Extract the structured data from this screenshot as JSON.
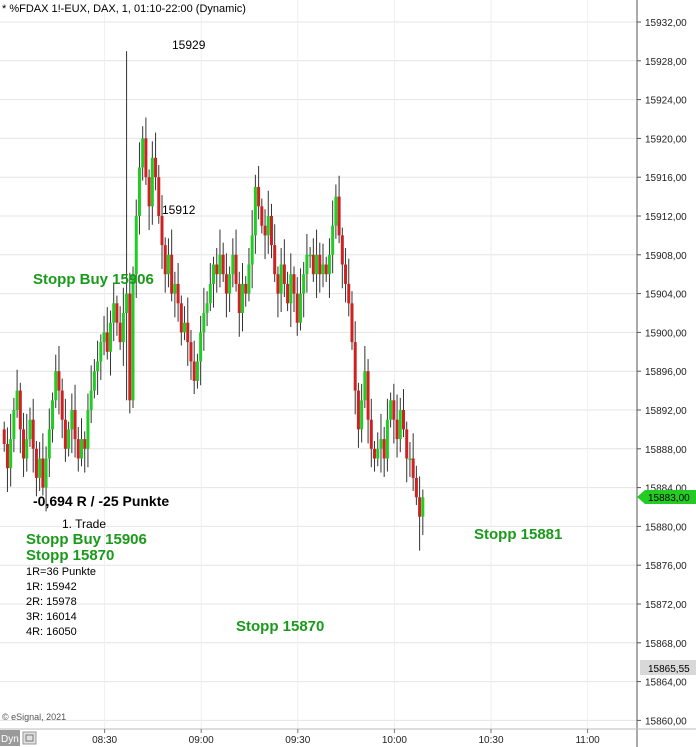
{
  "header": {
    "title": "* %FDAX 1!-EUX, DAX, 1, 01:10-22:00 (Dynamic)"
  },
  "footer": {
    "copyright": "© eSignal, 2021",
    "dyn_label": "Dyn"
  },
  "colors": {
    "up": "#22cc22",
    "down": "#cc2222",
    "accent": "#1a9a1a",
    "grid": "#c8c8c8"
  },
  "chart_data": {
    "type": "candlestick",
    "symbol": "%FDAX 1!-EUX",
    "interval": "1",
    "session": "01:10-22:00",
    "y_ticks": [
      "15932,00",
      "15928,00",
      "15924,00",
      "15920,00",
      "15916,00",
      "15912,00",
      "15908,00",
      "15904,00",
      "15900,00",
      "15896,00",
      "15892,00",
      "15888,00",
      "15884,00",
      "15880,00",
      "15876,00",
      "15872,00",
      "15868,00",
      "15864,00",
      "15860,00"
    ],
    "ylim": [
      15859,
      15934
    ],
    "x_ticks": [
      {
        "label": "08:30",
        "minute": 30
      },
      {
        "label": "09:00",
        "minute": 60
      },
      {
        "label": "09:30",
        "minute": 90
      },
      {
        "label": "10:00",
        "minute": 120
      },
      {
        "label": "10:30",
        "minute": 150
      },
      {
        "label": "11:00",
        "minute": 180
      }
    ],
    "last_price": "15883,00",
    "reference_price": "15865,55",
    "closes": [
      15888.5,
      15886,
      15889,
      15892,
      15894,
      15890,
      15887,
      15889,
      15891,
      15888,
      15885,
      15887,
      15884,
      15887,
      15890,
      15893,
      15896,
      15894,
      15891,
      15888,
      15890,
      15892,
      15889,
      15887,
      15889,
      15888,
      15892,
      15894,
      15896,
      15897,
      15899,
      15900,
      15898,
      15901,
      15903,
      15901,
      15899,
      15902,
      15904,
      15893,
      15906,
      15912,
      15917,
      15920,
      15916,
      15913,
      15918,
      15916,
      15912,
      15909,
      15906,
      15908,
      15904,
      15905,
      15903,
      15900,
      15901,
      15899,
      15897,
      15895,
      15897,
      15900,
      15902,
      15903,
      15905,
      15907,
      15906,
      15908,
      15906,
      15904,
      15906,
      15908,
      15905,
      15902,
      15905,
      15904,
      15907,
      15910,
      15915,
      15913,
      15911,
      15910,
      15912,
      15909,
      15906,
      15904,
      15907,
      15905,
      15903,
      15906,
      15904,
      15901,
      15904,
      15906,
      15908,
      15908,
      15906,
      15908,
      15906,
      15907,
      15906,
      15908,
      15911,
      15914,
      15910,
      15907,
      15905,
      15903,
      15899,
      15894,
      15890,
      15893,
      15896,
      15891,
      15888,
      15887,
      15888,
      15889,
      15887,
      15891,
      15893,
      15891,
      15889,
      15892,
      15890,
      15887,
      15887,
      15885,
      15883,
      15881,
      15883
    ]
  },
  "annotations": {
    "high_label": "15929",
    "level_label": "15912",
    "stopp_buy_left": "Stopp Buy 15906",
    "result": "-0,694 R / -25 Punkte",
    "trade_title": "1. Trade",
    "trade_stopp_buy": "Stopp Buy 15906",
    "trade_stopp": "Stopp 15870",
    "r_def": "1R=36 Punkte",
    "r1": "1R: 15942",
    "r2": "2R: 15978",
    "r3": "3R: 16014",
    "r4": "4R: 16050",
    "stopp_bottom": "Stopp 15870",
    "stopp_right": "Stopp 15881"
  }
}
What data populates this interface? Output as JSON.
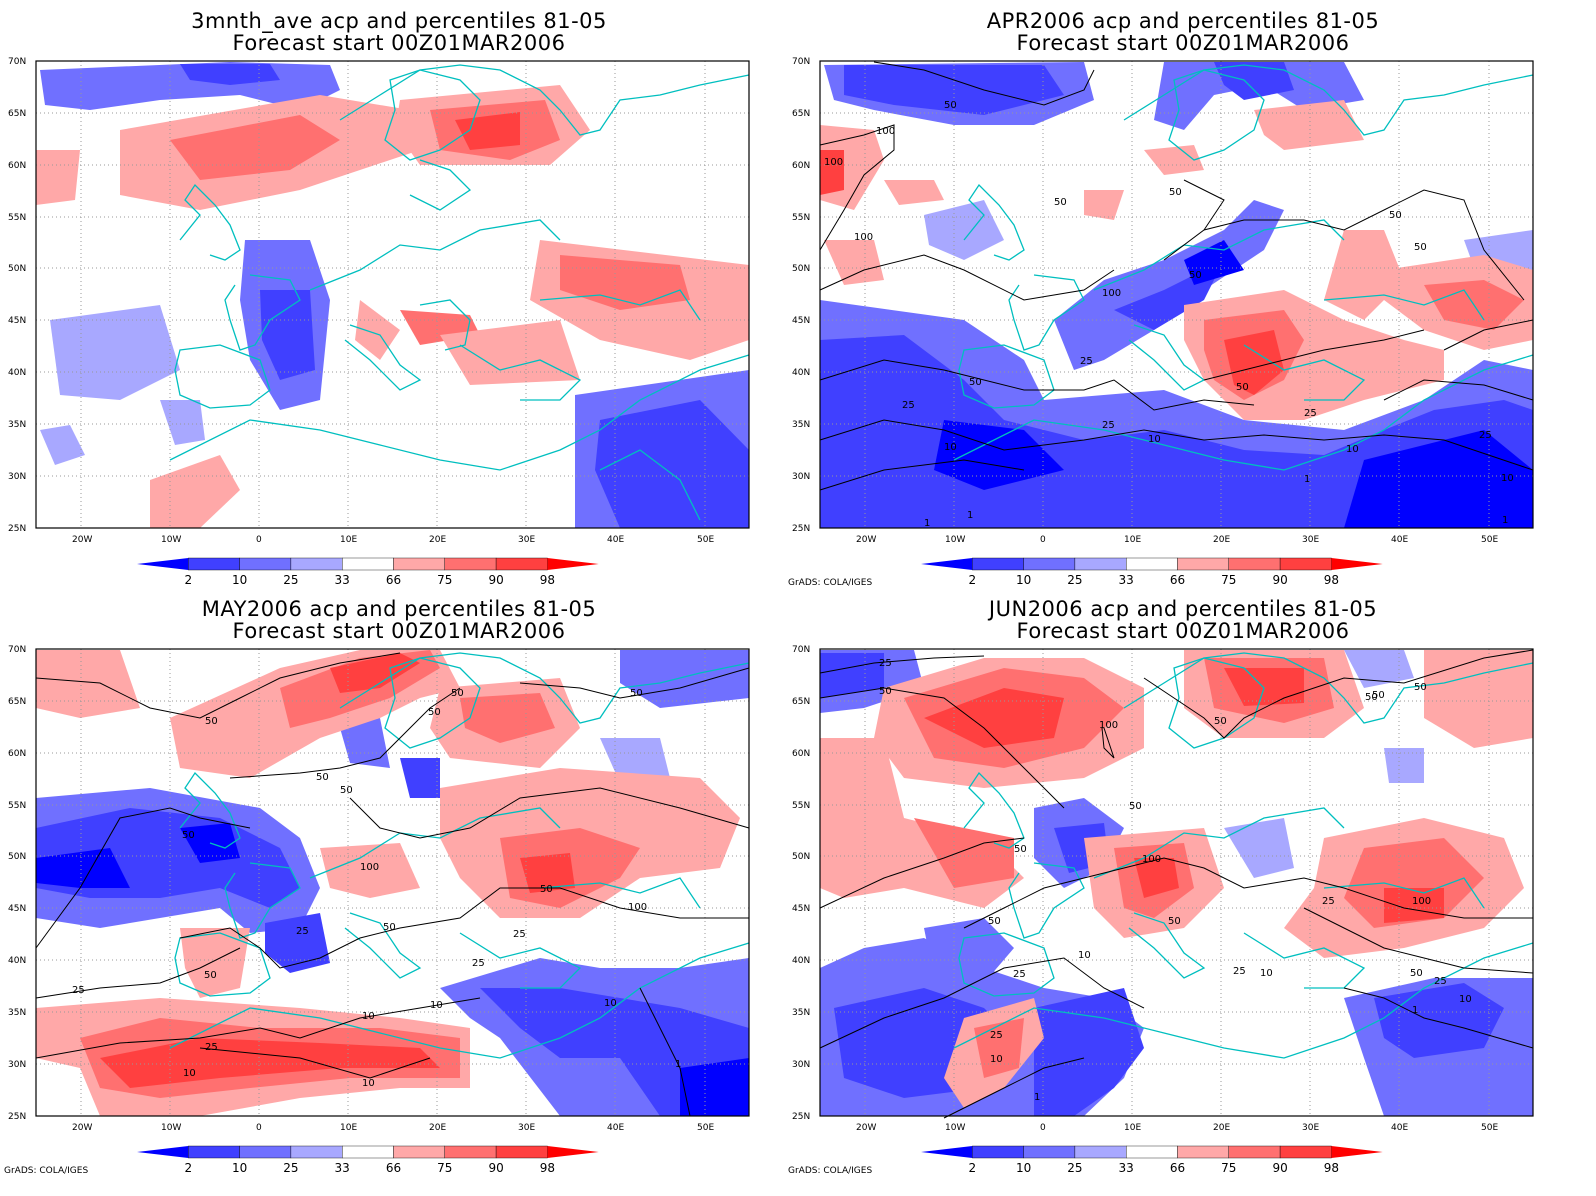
{
  "panels": [
    {
      "id": "p1",
      "title_line1": "3mnth_ave acp and percentiles 81-05",
      "title_line2": "Forecast start 00Z01MAR2006",
      "credit": "",
      "contour_labels": []
    },
    {
      "id": "p2",
      "title_line1": "APR2006 acp and percentiles 81-05",
      "title_line2": "Forecast start 00Z01MAR2006",
      "credit": "GrADS: COLA/IGES",
      "contour_labels": [
        "50",
        "100",
        "100",
        "100",
        "50",
        "50",
        "50",
        "50",
        "100",
        "50",
        "25",
        "25",
        "50",
        "25",
        "10",
        "10",
        "50",
        "25",
        "10",
        "1",
        "10",
        "1",
        "1",
        "1",
        "25"
      ]
    },
    {
      "id": "p3",
      "title_line1": "MAY2006 acp and percentiles 81-05",
      "title_line2": "Forecast start 00Z01MAR2006",
      "credit": "GrADS: COLA/IGES",
      "contour_labels": [
        "50",
        "50",
        "50",
        "50",
        "50",
        "50",
        "50",
        "100",
        "25",
        "50",
        "50",
        "25",
        "25",
        "100",
        "50",
        "10",
        "10",
        "25",
        "10",
        "10",
        "25",
        "10",
        "1"
      ]
    },
    {
      "id": "p4",
      "title_line1": "JUN2006 acp and percentiles 81-05",
      "title_line2": "Forecast start 00Z01MAR2006",
      "credit": "GrADS: COLA/IGES",
      "contour_labels": [
        "25",
        "50",
        "50",
        "100",
        "50",
        "50",
        "50",
        "50",
        "100",
        "50",
        "50",
        "25",
        "100",
        "25",
        "10",
        "25",
        "10",
        "50",
        "25",
        "1",
        "10",
        "25",
        "10",
        "1",
        "50"
      ]
    }
  ],
  "axes": {
    "lat_labels": [
      "70N",
      "65N",
      "60N",
      "55N",
      "50N",
      "45N",
      "40N",
      "35N",
      "30N",
      "25N"
    ],
    "lon_labels": [
      "20W",
      "10W",
      "0",
      "10E",
      "20E",
      "30E",
      "40E",
      "50E"
    ]
  },
  "colorbar": {
    "labels": [
      "2",
      "10",
      "25",
      "33",
      "66",
      "75",
      "90",
      "98"
    ],
    "colors": [
      "#0000ff",
      "#4040ff",
      "#7070ff",
      "#a8a8ff",
      "#ffffff",
      "#ffa8a8",
      "#ff7070",
      "#ff4040",
      "#ff0000"
    ]
  },
  "coast_color": "#00bfbf"
}
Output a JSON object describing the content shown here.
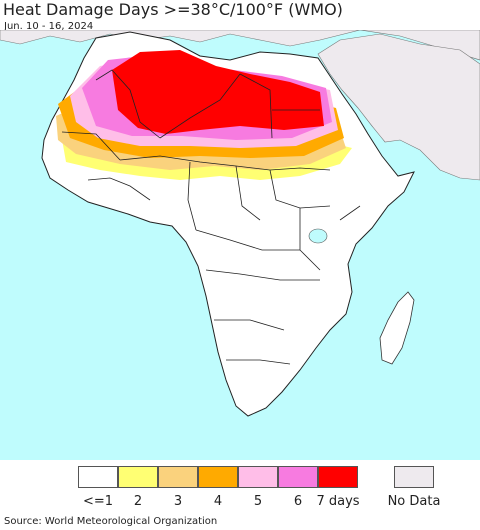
{
  "title": "Heat Damage Days >=38°C/100°F (WMO)",
  "date_range": "Jun. 10 - 16, 2024",
  "source": "Source: World Meteorological Organization",
  "legend": {
    "items": [
      {
        "label": "<=1",
        "color": "#ffffff"
      },
      {
        "label": "2",
        "color": "#ffff73"
      },
      {
        "label": "3",
        "color": "#fad27d"
      },
      {
        "label": "4",
        "color": "#ffaa00"
      },
      {
        "label": "5",
        "color": "#ffbee8"
      },
      {
        "label": "6",
        "color": "#f77be0"
      },
      {
        "label": "7 days",
        "color": "#ff0000"
      }
    ],
    "no_data": {
      "label": "No Data",
      "color": "#eeeaee"
    }
  },
  "colors": {
    "ocean": "#bffcfd",
    "land": "#ffffff",
    "no_data_land": "#eeeaee",
    "border": "#222222"
  }
}
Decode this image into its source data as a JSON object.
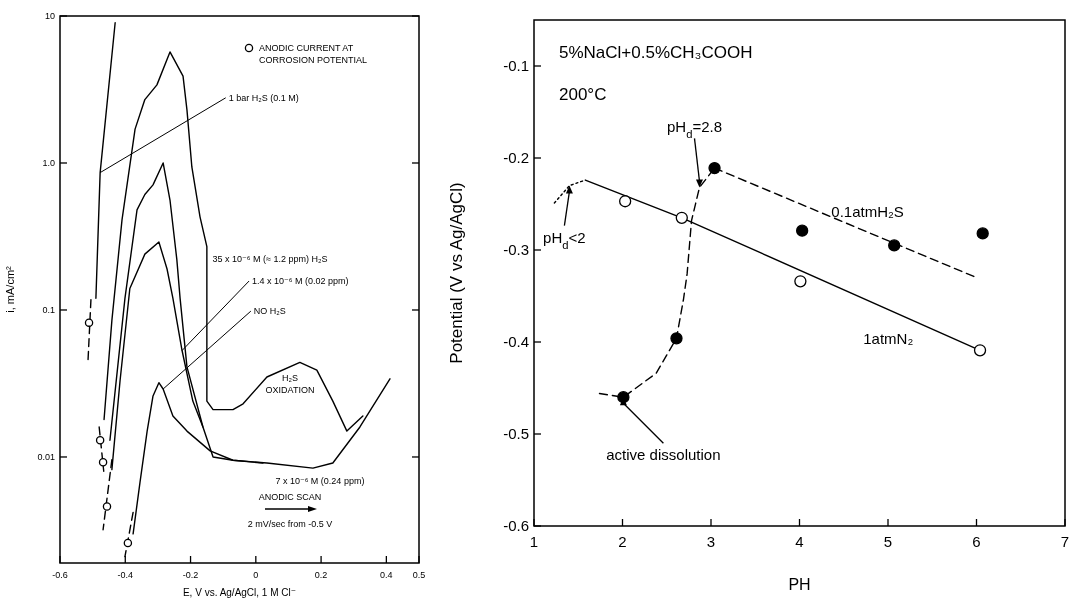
{
  "chart_data": [
    {
      "type": "line",
      "xlabel": "E, V vs. Ag/AgCl, 1 M Cl⁻",
      "ylabel": "i, mA/cm²",
      "log": "y",
      "xlim": [
        -0.6,
        0.5
      ],
      "xticks": [
        -0.6,
        -0.4,
        -0.2,
        0,
        0.2,
        0.4,
        0.5
      ],
      "ylim": [
        0.0019,
        10
      ],
      "yticks": [
        0.01,
        0.1,
        {
          "value": 1,
          "label": "1.0"
        },
        10
      ],
      "legend": "top right",
      "annotations": [
        "H₂S OXIDATION",
        "ANODIC SCAN",
        "2 mV/sec from -0.5 V"
      ],
      "series": [
        {
          "name": "1 bar H₂S (0.1 M)",
          "type": "line",
          "line_style": "solid",
          "color": "#000000",
          "x": [
            -0.49,
            -0.477,
            -0.431
          ],
          "values": [
            0.12,
            0.86,
            9
          ]
        },
        {
          "name": "35 x 10⁻⁶ M (≈ 1.2 ppm) H₂S",
          "type": "line",
          "line_style": "solid",
          "color": "#000000",
          "x": [
            -0.465,
            -0.441,
            -0.41,
            -0.37,
            -0.34,
            -0.303,
            -0.263,
            -0.223,
            -0.211,
            -0.196,
            -0.171,
            -0.15,
            -0.15,
            -0.131,
            -0.07,
            -0.039,
            0.034,
            0.135,
            0.187,
            0.236,
            0.279,
            0.328
          ],
          "values": [
            0.018,
            0.085,
            0.41,
            1.7,
            2.7,
            3.4,
            5.7,
            3.9,
            2.3,
            0.94,
            0.43,
            0.27,
            0.024,
            0.021,
            0.021,
            0.023,
            0.035,
            0.044,
            0.039,
            0.024,
            0.015,
            0.019
          ]
        },
        {
          "name": "7 x 10⁻⁶ M (0.24 ppm)",
          "type": "line",
          "line_style": "solid",
          "color": "#000000",
          "x": [
            -0.447,
            -0.401,
            -0.364,
            -0.34,
            -0.315,
            -0.284,
            -0.263,
            -0.242,
            -0.232,
            -0.211,
            -0.162,
            -0.131,
            -0.07,
            0.034,
            0.175,
            0.236,
            0.319,
            0.411
          ],
          "values": [
            0.013,
            0.12,
            0.48,
            0.61,
            0.71,
            1.0,
            0.56,
            0.22,
            0.12,
            0.041,
            0.016,
            0.01,
            0.0095,
            0.0091,
            0.0084,
            0.0091,
            0.016,
            0.034
          ]
        },
        {
          "name": "1.4 x 10⁻⁶ M (0.02 ppm)",
          "type": "line",
          "line_style": "solid",
          "color": "#000000",
          "x": [
            -0.441,
            -0.416,
            -0.386,
            -0.34,
            -0.297,
            -0.272,
            -0.254,
            -0.226,
            -0.193,
            -0.162
          ],
          "values": [
            0.0082,
            0.033,
            0.14,
            0.24,
            0.29,
            0.19,
            0.12,
            0.053,
            0.024,
            0.016
          ]
        },
        {
          "name": "NO H₂S",
          "type": "line",
          "line_style": "solid",
          "color": "#000000",
          "x": [
            -0.376,
            -0.355,
            -0.333,
            -0.315,
            -0.297,
            -0.284,
            -0.254,
            -0.211,
            -0.14,
            -0.07,
            0.022
          ],
          "values": [
            0.003,
            0.0067,
            0.015,
            0.026,
            0.032,
            0.029,
            0.019,
            0.015,
            0.011,
            0.0095,
            0.0091
          ]
        },
        {
          "type": "line",
          "line_style": "dashed",
          "color": "#000000",
          "x": [
            -0.514,
            -0.505
          ],
          "values": [
            0.046,
            0.12
          ]
        },
        {
          "type": "line",
          "line_style": "dashed",
          "color": "#000000",
          "x": [
            -0.48,
            -0.466
          ],
          "values": [
            0.016,
            0.008
          ]
        },
        {
          "type": "line",
          "line_style": "dashed",
          "color": "#000000",
          "x": [
            -0.441,
            -0.468
          ],
          "values": [
            0.0096,
            0.0032
          ]
        },
        {
          "type": "line",
          "line_style": "dashed",
          "color": "#000000",
          "x": [
            -0.376,
            -0.401
          ],
          "values": [
            0.0042,
            0.0021
          ]
        },
        {
          "name": "ANODIC CURRENT AT CORROSION POTENTIAL",
          "type": "scatter",
          "marker": "circle",
          "color": "#ffffff",
          "x": [
            -0.511,
            -0.477,
            -0.468,
            -0.456,
            -0.392
          ],
          "values": [
            0.082,
            0.013,
            0.0092,
            0.0046,
            0.0026
          ]
        }
      ]
    },
    {
      "type": "line",
      "title": "5%NaCl+0.5%CH₃COOH",
      "subtitle": "200°C",
      "xlabel": "PH",
      "ylabel": "Potential (V vs Ag/AgCl)",
      "xlim": [
        1,
        7
      ],
      "xticks": [
        1,
        2,
        3,
        4,
        5,
        6,
        7
      ],
      "ylim": [
        -0.6,
        -0.05
      ],
      "yticks": [
        -0.6,
        -0.5,
        -0.4,
        -0.3,
        -0.2,
        -0.1
      ],
      "annotations": [
        {
          "text": "pH$_{d}$=2.8",
          "x": 2.87,
          "y": -0.232
        },
        {
          "text": "pH$_{d}$<2",
          "x": 1.4,
          "y": -0.23
        },
        {
          "text": "active dissolution",
          "x": 2.01,
          "y": -0.46
        }
      ],
      "series": [
        {
          "name": "1atmN₂",
          "type": "line",
          "line_style": "solid",
          "color": "#000000",
          "x": [
            1.58,
            2.67,
            6.04
          ],
          "values": [
            -0.224,
            -0.265,
            -0.409
          ]
        },
        {
          "type": "line",
          "line_style": "dotted",
          "color": "#000000",
          "x": [
            1.23,
            1.4,
            1.58
          ],
          "values": [
            -0.249,
            -0.23,
            -0.224
          ]
        },
        {
          "name": "0.1atmH₂S",
          "type": "line",
          "line_style": "dashed",
          "color": "#000000",
          "x": [
            3.04,
            6.0
          ],
          "values": [
            -0.211,
            -0.33
          ]
        },
        {
          "type": "line",
          "line_style": "dashed",
          "color": "#000000",
          "x": [
            1.74,
            2.01,
            2.38,
            2.61,
            2.69,
            2.73,
            2.78,
            2.87,
            3.04
          ],
          "values": [
            -0.456,
            -0.46,
            -0.434,
            -0.396,
            -0.353,
            -0.326,
            -0.268,
            -0.232,
            -0.211
          ]
        },
        {
          "type": "scatter",
          "marker": "circle",
          "color": "#ffffff",
          "x": [
            2.03,
            2.67,
            4.01,
            6.04
          ],
          "values": [
            -0.247,
            -0.265,
            -0.334,
            -0.409
          ]
        },
        {
          "type": "scatter",
          "marker": "circle",
          "color": "#000000",
          "x": [
            2.01,
            2.61,
            3.04,
            4.03,
            5.07,
            6.07
          ],
          "values": [
            -0.46,
            -0.396,
            -0.211,
            -0.279,
            -0.295,
            -0.282
          ]
        }
      ]
    }
  ]
}
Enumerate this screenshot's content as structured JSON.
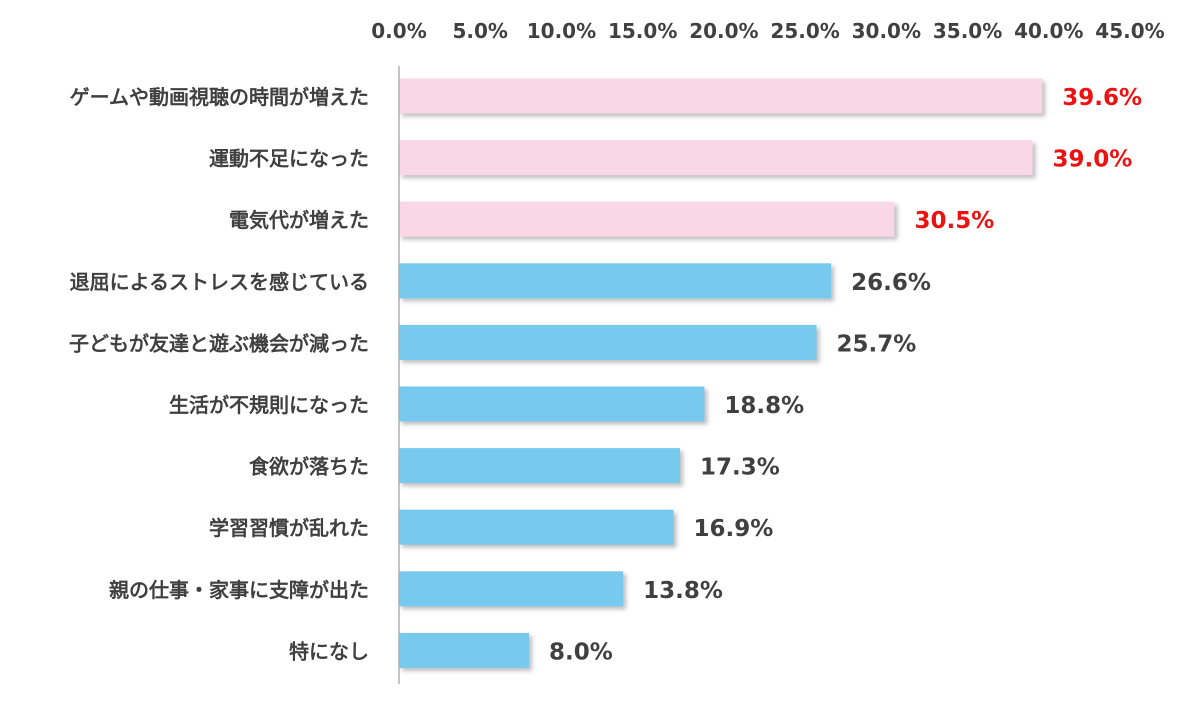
{
  "chart_data": {
    "type": "bar",
    "orientation": "horizontal",
    "categories": [
      "ゲームや動画視聴の時間が増えた",
      "運動不足になった",
      "電気代が増えた",
      "退屈によるストレスを感じている",
      "子どもが友達と遊ぶ機会が減った",
      "生活が不規則になった",
      "食欲が落ちた",
      "学習習慣が乱れた",
      "親の仕事・家事に支障が出た",
      "特になし"
    ],
    "values": [
      39.6,
      39.0,
      30.5,
      26.6,
      25.7,
      18.8,
      17.3,
      16.9,
      13.8,
      8.0
    ],
    "value_labels": [
      "39.6%",
      "39.0%",
      "30.5%",
      "26.6%",
      "25.7%",
      "18.8%",
      "17.3%",
      "16.9%",
      "13.8%",
      "8.0%"
    ],
    "highlighted_top_n": 3,
    "xlim": [
      0,
      45
    ],
    "x_ticks": [
      "0.0%",
      "5.0%",
      "10.0%",
      "15.0%",
      "20.0%",
      "25.0%",
      "30.0%",
      "35.0%",
      "40.0%",
      "45.0%"
    ],
    "x_axis_position": "top",
    "grid": false,
    "legend": "none",
    "title": "",
    "xlabel": "",
    "ylabel": ""
  },
  "colors": {
    "highlight_bar": "#fad7e5",
    "normal_bar": "#78c9ee",
    "highlight_label": "#ee1111",
    "normal_label": "#404040",
    "category_text": "#404040",
    "tick_text": "#404040",
    "axis_line": "#b0b0b0",
    "shadow": "#9a9a9a"
  }
}
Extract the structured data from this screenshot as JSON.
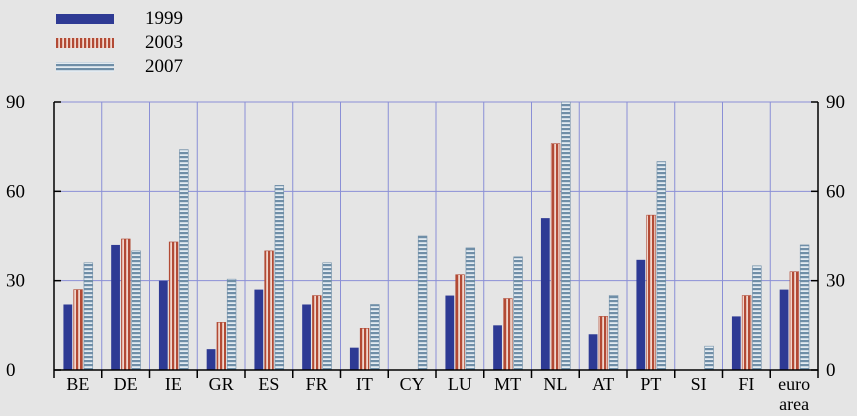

• _Your objective_:
Return all lines of the material above in which the word "ffffff" occurs.

• _Complete answer_:
      "#ffffff",
        "color": "#ffffff"
    "land": "#ffffff",
          "color": "#ffffff",
          "color": "#ffffff",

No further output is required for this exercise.